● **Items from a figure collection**
= = =
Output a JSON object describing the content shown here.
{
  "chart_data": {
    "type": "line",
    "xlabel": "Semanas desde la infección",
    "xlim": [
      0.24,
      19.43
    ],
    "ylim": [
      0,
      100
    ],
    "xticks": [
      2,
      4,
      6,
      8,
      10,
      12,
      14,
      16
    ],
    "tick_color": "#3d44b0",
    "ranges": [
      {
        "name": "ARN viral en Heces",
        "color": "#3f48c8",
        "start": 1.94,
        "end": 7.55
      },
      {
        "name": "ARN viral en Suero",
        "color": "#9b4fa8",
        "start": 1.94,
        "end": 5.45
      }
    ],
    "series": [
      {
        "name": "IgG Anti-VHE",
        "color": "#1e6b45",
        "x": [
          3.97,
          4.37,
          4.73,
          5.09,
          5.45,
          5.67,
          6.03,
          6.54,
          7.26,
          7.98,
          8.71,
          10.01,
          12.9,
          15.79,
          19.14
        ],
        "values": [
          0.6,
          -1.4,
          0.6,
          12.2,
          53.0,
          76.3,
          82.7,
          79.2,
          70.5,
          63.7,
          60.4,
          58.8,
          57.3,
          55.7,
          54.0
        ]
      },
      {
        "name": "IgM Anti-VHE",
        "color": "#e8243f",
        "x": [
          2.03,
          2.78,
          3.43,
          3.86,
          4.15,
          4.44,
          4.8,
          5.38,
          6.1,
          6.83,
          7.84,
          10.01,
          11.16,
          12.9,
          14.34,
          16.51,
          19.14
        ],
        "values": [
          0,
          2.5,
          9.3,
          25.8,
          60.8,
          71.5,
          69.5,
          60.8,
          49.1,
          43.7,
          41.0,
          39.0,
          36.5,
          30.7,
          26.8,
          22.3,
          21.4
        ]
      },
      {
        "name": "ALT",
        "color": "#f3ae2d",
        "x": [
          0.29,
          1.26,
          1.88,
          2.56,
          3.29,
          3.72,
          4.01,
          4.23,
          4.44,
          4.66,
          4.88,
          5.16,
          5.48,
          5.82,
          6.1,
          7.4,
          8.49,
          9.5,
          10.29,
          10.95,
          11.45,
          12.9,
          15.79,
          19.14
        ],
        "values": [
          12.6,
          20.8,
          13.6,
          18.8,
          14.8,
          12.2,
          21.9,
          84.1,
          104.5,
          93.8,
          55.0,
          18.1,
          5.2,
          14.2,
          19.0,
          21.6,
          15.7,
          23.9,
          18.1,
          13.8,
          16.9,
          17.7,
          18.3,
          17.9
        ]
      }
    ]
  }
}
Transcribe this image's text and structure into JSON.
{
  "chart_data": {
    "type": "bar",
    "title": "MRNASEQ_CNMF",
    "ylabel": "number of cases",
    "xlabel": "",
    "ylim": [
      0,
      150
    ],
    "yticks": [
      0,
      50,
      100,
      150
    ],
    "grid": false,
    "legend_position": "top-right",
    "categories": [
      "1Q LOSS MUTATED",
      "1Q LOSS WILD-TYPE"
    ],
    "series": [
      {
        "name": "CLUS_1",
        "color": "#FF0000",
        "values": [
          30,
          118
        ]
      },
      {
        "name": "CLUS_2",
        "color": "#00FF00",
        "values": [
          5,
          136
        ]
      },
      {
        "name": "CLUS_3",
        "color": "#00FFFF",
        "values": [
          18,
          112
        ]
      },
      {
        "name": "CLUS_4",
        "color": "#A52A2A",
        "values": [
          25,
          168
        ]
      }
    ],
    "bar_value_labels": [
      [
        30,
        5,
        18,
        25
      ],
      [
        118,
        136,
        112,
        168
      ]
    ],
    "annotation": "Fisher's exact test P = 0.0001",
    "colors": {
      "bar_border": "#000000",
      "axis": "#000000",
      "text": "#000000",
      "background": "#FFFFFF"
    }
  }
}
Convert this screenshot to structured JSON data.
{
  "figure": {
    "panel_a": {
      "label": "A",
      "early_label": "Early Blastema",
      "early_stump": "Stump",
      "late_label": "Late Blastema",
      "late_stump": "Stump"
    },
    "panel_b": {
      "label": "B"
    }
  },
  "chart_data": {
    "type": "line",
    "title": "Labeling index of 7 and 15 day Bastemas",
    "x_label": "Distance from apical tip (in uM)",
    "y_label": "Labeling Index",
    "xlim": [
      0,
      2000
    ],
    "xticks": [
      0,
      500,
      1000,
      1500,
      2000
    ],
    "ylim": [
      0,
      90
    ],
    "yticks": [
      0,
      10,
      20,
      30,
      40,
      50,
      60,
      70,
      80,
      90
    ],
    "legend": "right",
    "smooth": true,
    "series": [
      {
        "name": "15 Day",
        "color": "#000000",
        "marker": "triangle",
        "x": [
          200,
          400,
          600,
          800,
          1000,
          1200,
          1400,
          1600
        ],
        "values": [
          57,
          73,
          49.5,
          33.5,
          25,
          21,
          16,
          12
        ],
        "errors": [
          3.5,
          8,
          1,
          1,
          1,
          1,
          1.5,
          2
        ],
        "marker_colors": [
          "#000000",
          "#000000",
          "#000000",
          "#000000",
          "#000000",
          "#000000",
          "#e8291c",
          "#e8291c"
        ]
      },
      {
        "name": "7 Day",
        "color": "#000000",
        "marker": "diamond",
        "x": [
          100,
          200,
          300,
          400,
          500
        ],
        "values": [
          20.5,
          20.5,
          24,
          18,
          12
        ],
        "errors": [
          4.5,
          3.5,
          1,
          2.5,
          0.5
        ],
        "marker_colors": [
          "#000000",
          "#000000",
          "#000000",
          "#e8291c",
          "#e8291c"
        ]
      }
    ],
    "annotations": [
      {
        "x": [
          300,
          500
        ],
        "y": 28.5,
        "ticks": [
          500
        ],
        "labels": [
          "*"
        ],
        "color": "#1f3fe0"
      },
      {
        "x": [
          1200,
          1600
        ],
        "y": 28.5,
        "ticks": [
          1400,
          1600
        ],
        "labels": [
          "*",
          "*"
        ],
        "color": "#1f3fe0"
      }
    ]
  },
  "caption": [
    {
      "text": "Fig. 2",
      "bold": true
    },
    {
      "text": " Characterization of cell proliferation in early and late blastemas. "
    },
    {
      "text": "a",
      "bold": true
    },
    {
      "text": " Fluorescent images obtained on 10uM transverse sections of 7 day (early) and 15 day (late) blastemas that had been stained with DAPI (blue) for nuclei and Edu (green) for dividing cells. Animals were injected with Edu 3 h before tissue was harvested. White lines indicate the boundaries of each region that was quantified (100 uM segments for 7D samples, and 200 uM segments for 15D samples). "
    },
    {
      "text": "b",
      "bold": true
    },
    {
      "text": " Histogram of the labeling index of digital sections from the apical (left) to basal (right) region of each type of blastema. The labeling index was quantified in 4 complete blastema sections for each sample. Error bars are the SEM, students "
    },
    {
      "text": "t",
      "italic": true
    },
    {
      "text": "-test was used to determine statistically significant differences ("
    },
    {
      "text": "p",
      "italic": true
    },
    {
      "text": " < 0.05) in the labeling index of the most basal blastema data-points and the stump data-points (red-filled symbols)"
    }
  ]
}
= = =
● **Assignment**
Bring together all lines of the entries above in which the string "sections" occurs.

● **Answer for this exercise**
      "text": " Fluorescent images obtained on 10uM transverse sections of 7 day (early) and 15 day (late) blastemas that had been stained with DAPI (blue) for nuclei and Edu (green) for dividing cells. Animals were injected with Edu 3 h before tissue was harvested. White lines indicate the boundaries of each region that was quantified (100 uM segments for 7D samples, and 200 uM segments for 15D samples). "
      "text": " Histogram of the labeling index of digital sections from the apical (left) to basal (right) region of each type of blastema. The labeling index was quantified in 4 complete blastema sections for each sample. Error bars are the SEM, students "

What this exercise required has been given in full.